Aim of the exercise: Sort through the data and copy the lines holding the word "page".

Items from a dataset:
☆ ☆ ☆

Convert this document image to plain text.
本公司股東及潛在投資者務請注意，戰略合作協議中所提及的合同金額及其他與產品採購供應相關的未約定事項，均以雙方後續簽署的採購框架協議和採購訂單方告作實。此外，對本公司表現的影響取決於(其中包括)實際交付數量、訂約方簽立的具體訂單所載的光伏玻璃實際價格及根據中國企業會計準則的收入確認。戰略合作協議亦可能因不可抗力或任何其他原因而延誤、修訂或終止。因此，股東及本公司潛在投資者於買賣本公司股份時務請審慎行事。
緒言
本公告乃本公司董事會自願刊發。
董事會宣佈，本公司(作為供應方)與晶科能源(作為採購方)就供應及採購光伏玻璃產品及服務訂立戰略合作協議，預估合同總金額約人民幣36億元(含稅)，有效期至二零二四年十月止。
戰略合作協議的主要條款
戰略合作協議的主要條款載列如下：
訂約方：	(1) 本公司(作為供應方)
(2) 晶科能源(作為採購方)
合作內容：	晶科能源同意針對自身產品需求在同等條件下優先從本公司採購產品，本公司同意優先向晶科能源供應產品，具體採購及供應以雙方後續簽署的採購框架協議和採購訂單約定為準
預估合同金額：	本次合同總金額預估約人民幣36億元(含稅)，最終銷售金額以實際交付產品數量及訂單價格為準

☆ ☆ ☆

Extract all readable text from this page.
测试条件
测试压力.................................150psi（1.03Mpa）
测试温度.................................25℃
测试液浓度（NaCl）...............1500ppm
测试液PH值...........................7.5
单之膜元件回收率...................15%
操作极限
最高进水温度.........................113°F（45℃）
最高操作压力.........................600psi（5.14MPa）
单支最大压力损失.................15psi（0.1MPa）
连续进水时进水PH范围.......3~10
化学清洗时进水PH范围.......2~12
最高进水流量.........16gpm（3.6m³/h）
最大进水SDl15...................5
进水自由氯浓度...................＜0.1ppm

☆ ☆ ☆

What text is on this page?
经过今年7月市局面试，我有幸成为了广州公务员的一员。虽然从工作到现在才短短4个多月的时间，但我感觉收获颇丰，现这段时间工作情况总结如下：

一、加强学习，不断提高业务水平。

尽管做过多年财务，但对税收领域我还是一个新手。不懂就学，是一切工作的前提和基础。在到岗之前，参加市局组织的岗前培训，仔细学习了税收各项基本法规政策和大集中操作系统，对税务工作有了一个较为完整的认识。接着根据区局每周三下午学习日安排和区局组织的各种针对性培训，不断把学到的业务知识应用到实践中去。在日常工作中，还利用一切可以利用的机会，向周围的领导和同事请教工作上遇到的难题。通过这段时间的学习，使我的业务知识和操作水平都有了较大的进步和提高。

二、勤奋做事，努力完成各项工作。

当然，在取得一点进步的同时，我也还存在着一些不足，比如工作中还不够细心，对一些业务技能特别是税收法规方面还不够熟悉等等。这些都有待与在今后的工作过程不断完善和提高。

☆ ☆ ☆

Full response:
Extract all readable text from this page.
What text is on this page?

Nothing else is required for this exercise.